▶ Task to carry out:
Word for word, quote all of the material, omitting the pictures.

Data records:
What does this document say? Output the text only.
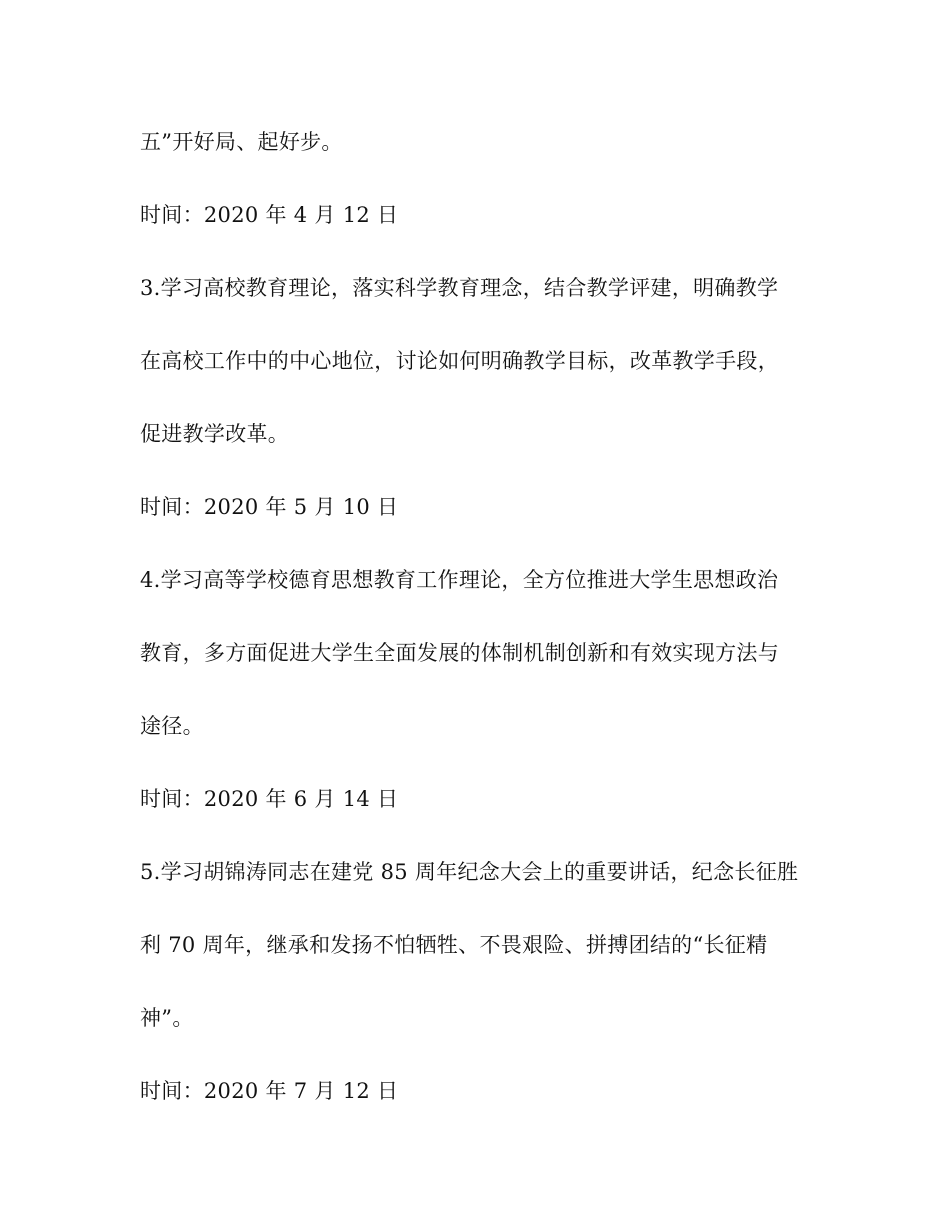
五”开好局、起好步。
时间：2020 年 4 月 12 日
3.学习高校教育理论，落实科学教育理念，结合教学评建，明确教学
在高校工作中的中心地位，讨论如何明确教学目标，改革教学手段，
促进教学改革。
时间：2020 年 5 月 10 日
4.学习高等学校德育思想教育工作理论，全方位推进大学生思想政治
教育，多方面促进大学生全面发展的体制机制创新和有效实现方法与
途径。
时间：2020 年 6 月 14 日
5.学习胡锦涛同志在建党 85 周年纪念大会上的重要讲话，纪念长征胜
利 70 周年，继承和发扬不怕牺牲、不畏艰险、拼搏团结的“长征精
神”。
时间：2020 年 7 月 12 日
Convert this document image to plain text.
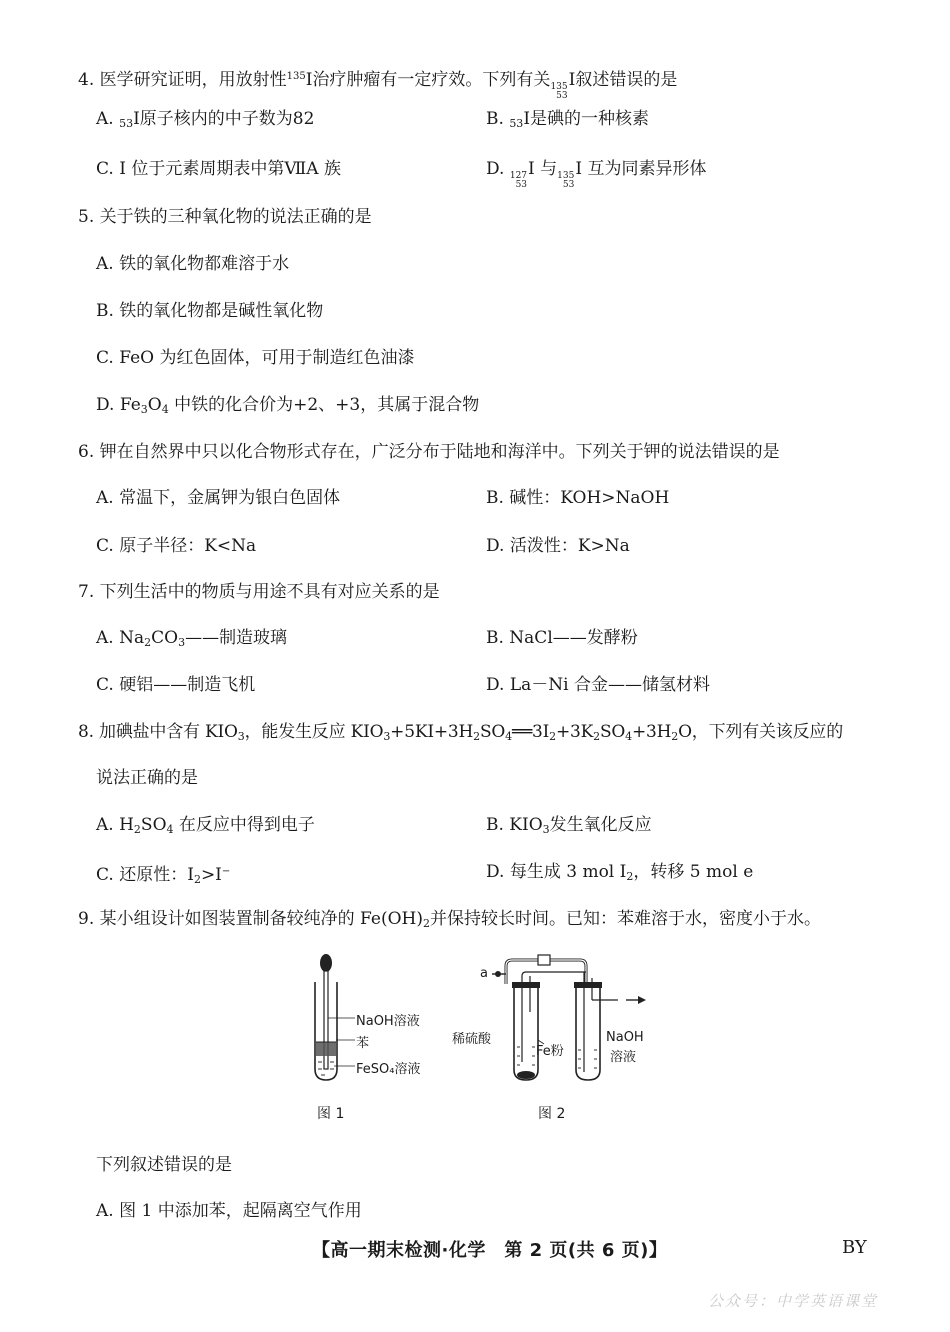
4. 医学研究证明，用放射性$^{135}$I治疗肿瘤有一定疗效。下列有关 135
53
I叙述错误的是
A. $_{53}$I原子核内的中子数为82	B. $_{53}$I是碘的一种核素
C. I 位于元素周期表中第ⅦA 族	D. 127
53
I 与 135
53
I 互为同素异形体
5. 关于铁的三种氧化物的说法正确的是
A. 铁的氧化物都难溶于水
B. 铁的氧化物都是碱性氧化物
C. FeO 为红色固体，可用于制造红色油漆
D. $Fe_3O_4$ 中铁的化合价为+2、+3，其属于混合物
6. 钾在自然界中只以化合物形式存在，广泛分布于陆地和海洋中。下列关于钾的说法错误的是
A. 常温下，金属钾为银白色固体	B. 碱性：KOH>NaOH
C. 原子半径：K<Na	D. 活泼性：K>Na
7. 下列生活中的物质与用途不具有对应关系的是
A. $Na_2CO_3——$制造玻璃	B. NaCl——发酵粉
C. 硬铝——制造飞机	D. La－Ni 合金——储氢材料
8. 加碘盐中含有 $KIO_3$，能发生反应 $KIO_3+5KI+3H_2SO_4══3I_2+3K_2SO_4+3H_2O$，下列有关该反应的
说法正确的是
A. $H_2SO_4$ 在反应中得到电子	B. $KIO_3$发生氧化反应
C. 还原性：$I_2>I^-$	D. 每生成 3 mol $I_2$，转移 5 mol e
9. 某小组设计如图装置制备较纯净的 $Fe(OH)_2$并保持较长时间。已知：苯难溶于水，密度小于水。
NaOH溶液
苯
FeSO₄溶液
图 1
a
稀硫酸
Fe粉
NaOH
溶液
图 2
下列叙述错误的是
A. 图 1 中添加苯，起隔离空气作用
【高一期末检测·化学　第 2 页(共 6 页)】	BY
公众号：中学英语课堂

▶ Output of the task:
What does this document say? Output the text only.
五”开好局、起好步。
时间：2020 年 4 月 12 日
3.学习高校教育理论，落实科学教育理念，结合教学评建，明确教学
在高校工作中的中心地位，讨论如何明确教学目标，改革教学手段，
促进教学改革。
时间：2020 年 5 月 10 日
4.学习高等学校德育思想教育工作理论，全方位推进大学生思想政治
教育，多方面促进大学生全面发展的体制机制创新和有效实现方法与
途径。
时间：2020 年 6 月 14 日
5.学习胡锦涛同志在建党 85 周年纪念大会上的重要讲话，纪念长征胜
利 70 周年，继承和发扬不怕牺牲、不畏艰险、拼搏团结的“长征精
神”。
时间：2020 年 7 月 12 日
Convert this document image to plain text.
4. 医学研究证明，用放射性$^{135}$I治疗肿瘤有一定疗效。下列有关 135
53
I叙述错误的是
A. $_{53}$I原子核内的中子数为82	B. $_{53}$I是碘的一种核素
C. I 位于元素周期表中第ⅦA 族	D. 127
53
I 与 135
53
I 互为同素异形体
5. 关于铁的三种氧化物的说法正确的是
A. 铁的氧化物都难溶于水
B. 铁的氧化物都是碱性氧化物
C. FeO 为红色固体，可用于制造红色油漆
D. $Fe_3O_4$ 中铁的化合价为+2、+3，其属于混合物
6. 钾在自然界中只以化合物形式存在，广泛分布于陆地和海洋中。下列关于钾的说法错误的是
A. 常温下，金属钾为银白色固体	B. 碱性：KOH>NaOH
C. 原子半径：K<Na	D. 活泼性：K>Na
7. 下列生活中的物质与用途不具有对应关系的是
A. $Na_2CO_3——$制造玻璃	B. NaCl——发酵粉
C. 硬铝——制造飞机	D. La－Ni 合金——储氢材料
8. 加碘盐中含有 $KIO_3$，能发生反应 $KIO_3+5KI+3H_2SO_4══3I_2+3K_2SO_4+3H_2O$，下列有关该反应的
说法正确的是
A. $H_2SO_4$ 在反应中得到电子	B. $KIO_3$发生氧化反应
C. 还原性：$I_2>I^-$	D. 每生成 3 mol $I_2$，转移 5 mol e
9. 某小组设计如图装置制备较纯净的 $Fe(OH)_2$并保持较长时间。已知：苯难溶于水，密度小于水。
NaOH溶液
苯
FeSO₄溶液
图 1
a
稀硫酸
Fe粉
NaOH
溶液
图 2
下列叙述错误的是
A. 图 1 中添加苯，起隔离空气作用
【高一期末检测·化学　第 2 页(共 6 页)】	BY
公众号：中学英语课堂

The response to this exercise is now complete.